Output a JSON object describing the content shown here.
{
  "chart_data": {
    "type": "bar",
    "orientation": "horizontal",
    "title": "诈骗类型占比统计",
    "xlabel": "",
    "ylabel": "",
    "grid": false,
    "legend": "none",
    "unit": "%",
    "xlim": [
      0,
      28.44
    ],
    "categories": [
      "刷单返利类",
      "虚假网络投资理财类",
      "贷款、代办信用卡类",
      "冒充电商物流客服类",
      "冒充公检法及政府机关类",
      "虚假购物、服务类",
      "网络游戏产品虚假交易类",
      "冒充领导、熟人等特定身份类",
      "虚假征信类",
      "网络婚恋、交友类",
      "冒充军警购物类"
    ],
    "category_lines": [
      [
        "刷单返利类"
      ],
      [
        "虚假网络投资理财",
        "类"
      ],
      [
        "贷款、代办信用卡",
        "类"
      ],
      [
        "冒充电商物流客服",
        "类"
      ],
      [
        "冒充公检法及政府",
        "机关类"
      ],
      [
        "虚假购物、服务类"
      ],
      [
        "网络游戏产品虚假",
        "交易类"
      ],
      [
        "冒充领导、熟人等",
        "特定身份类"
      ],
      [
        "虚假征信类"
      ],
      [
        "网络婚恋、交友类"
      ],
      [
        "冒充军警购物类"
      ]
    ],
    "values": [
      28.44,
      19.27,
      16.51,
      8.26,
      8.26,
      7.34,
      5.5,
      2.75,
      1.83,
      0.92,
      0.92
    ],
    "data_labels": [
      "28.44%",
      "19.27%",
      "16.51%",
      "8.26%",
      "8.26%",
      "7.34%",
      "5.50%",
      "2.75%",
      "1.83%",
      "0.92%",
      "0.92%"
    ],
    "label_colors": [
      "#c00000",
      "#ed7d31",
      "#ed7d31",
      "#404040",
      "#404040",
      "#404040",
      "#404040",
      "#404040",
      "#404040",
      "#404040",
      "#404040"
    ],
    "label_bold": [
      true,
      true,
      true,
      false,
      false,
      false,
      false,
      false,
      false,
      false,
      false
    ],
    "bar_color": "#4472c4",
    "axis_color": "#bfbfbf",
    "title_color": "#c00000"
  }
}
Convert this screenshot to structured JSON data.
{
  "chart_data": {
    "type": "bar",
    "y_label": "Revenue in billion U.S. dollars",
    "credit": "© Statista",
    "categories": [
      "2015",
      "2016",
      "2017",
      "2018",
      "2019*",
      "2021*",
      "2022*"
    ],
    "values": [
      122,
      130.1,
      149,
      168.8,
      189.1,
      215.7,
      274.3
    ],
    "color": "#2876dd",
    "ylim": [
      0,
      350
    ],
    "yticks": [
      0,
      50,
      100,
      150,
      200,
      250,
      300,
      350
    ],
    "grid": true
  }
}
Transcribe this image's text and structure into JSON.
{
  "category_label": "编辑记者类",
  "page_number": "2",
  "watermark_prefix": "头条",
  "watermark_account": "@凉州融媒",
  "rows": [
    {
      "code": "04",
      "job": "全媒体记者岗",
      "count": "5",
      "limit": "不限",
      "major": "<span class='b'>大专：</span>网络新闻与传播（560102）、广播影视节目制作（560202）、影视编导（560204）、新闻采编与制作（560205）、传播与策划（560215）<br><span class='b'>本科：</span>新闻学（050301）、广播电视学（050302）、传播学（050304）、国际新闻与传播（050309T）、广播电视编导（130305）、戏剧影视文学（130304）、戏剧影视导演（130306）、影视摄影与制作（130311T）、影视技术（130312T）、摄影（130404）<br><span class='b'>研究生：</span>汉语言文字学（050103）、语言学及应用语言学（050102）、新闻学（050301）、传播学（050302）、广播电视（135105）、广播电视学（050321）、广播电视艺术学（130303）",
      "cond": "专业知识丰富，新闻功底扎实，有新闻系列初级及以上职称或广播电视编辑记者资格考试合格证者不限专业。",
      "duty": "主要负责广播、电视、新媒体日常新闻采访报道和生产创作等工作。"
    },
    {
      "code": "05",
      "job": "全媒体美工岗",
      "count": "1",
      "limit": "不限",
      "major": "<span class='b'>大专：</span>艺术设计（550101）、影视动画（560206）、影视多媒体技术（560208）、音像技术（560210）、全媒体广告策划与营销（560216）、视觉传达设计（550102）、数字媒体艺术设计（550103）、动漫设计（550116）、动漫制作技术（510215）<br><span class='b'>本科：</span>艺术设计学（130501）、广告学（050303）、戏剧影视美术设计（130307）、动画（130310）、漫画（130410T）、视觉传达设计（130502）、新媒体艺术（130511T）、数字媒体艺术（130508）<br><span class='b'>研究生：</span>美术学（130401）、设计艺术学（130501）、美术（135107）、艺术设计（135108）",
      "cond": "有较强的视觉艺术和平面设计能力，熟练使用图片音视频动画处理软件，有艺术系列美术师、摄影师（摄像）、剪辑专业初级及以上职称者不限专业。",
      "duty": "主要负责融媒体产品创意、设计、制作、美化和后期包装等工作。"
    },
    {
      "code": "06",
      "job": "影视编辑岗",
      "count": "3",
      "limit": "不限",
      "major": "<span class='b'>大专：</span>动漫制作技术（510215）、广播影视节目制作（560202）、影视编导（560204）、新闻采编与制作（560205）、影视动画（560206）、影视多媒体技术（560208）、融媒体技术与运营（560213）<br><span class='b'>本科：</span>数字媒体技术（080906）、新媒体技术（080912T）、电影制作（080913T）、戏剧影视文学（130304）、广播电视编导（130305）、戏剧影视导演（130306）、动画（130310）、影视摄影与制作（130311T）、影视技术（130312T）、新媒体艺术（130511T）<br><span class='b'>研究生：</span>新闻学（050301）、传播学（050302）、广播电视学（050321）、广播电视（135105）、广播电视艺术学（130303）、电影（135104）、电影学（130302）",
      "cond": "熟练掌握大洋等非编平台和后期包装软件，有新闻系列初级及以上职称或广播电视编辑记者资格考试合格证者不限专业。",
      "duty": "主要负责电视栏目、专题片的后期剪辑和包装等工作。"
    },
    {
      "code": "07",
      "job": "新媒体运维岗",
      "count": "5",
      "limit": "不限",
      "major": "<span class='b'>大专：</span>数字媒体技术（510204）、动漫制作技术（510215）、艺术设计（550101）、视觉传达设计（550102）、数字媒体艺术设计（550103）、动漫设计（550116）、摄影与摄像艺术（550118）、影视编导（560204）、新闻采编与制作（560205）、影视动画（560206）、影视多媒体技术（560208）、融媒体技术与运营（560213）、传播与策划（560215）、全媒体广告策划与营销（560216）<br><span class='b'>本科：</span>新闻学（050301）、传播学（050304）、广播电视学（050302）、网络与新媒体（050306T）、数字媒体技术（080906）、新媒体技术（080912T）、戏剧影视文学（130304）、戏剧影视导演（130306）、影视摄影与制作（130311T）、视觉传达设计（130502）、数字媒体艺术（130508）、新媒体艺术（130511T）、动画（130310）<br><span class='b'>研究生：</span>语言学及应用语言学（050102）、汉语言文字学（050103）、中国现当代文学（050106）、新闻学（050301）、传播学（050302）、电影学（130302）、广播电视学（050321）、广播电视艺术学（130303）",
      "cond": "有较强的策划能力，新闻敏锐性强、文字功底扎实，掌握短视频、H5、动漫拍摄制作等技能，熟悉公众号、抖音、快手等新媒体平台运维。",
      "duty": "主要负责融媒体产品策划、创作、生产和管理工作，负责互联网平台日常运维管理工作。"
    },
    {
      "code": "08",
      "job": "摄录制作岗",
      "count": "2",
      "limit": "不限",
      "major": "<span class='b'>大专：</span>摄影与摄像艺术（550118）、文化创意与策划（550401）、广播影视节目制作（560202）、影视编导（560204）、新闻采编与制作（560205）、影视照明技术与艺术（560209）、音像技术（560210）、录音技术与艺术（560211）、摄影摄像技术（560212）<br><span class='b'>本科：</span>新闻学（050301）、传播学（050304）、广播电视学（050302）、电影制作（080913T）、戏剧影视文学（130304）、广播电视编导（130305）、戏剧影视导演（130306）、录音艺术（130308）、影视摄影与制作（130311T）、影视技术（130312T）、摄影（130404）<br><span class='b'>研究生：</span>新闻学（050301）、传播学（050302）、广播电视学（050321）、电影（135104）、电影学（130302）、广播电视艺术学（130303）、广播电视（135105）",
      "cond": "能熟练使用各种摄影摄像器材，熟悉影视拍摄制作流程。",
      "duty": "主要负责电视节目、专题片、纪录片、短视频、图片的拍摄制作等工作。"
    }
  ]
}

───

**Stated goal:**
Using the listing above, locate the lines that hold "动漫制作技术" and copy each one.

**Solution to this task:**
      "major": "<span class='b'>大专：</span>艺术设计（550101）、影视动画（560206）、影视多媒体技术（560208）、音像技术（560210）、全媒体广告策划与营销（560216）、视觉传达设计（550102）、数字媒体艺术设计（550103）、动漫设计（550116）、动漫制作技术（510215）<br><span class='b'>本科：</span>艺术设计学（130501）、广告学（050303）、戏剧影视美术设计（130307）、动画（130310）、漫画（130410T）、视觉传达设计（130502）、新媒体艺术（130511T）、数字媒体艺术（130508）<br><span class='b'>研究生：</span>美术学（130401）、设计艺术学（130501）、美术（135107）、艺术设计（135108）",
      "major": "<span class='b'>大专：</span>动漫制作技术（510215）、广播影视节目制作（560202）、影视编导（560204）、新闻采编与制作（560205）、影视动画（560206）、影视多媒体技术（560208）、融媒体技术与运营（560213）<br><span class='b'>本科：</span>数字媒体技术（080906）、新媒体技术（080912T）、电影制作（080913T）、戏剧影视文学（130304）、广播电视编导（130305）、戏剧影视导演（130306）、动画（130310）、影视摄影与制作（130311T）、影视技术（130312T）、新媒体艺术（130511T）<br><span class='b'>研究生：</span>新闻学（050301）、传播学（050302）、广播电视学（050321）、广播电视（135105）、广播电视艺术学（130303）、电影（135104）、电影学（130302）",
      "major": "<span class='b'>大专：</span>数字媒体技术（510204）、动漫制作技术（510215）、艺术设计（550101）、视觉传达设计（550102）、数字媒体艺术设计（550103）、动漫设计（550116）、摄影与摄像艺术（550118）、影视编导（560204）、新闻采编与制作（560205）、影视动画（560206）、影视多媒体技术（560208）、融媒体技术与运营（560213）、传播与策划（560215）、全媒体广告策划与营销（560216）<br><span class='b'>本科：</span>新闻学（050301）、传播学（050304）、广播电视学（050302）、网络与新媒体（050306T）、数字媒体技术（080906）、新媒体技术（080912T）、戏剧影视文学（130304）、戏剧影视导演（130306）、影视摄影与制作（130311T）、视觉传达设计（130502）、数字媒体艺术（130508）、新媒体艺术（130511T）、动画（130310）<br><span class='b'>研究生：</span>语言学及应用语言学（050102）、汉语言文字学（050103）、中国现当代文学（050106）、新闻学（050301）、传播学（050302）、电影学（130302）、广播电视学（050321）、广播电视艺术学（130303）",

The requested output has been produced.